# Task details:
Which lines hold the word "knappen"? Show each of them.

# Input for this task:

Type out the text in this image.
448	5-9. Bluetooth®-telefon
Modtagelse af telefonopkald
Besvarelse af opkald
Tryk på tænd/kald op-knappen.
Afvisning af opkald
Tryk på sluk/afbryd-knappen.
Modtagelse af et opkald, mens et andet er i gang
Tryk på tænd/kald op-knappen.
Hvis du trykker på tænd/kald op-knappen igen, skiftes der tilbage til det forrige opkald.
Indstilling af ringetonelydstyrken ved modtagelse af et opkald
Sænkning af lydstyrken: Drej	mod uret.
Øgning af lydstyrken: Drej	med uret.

# Problem solution:
Tryk på tænd/kald op-knappen.
Tryk på sluk/afbryd-knappen.
Tryk på tænd/kald op-knappen.
Hvis du trykker på tænd/kald op-knappen igen, skiftes der tilbage til det forrige opkald.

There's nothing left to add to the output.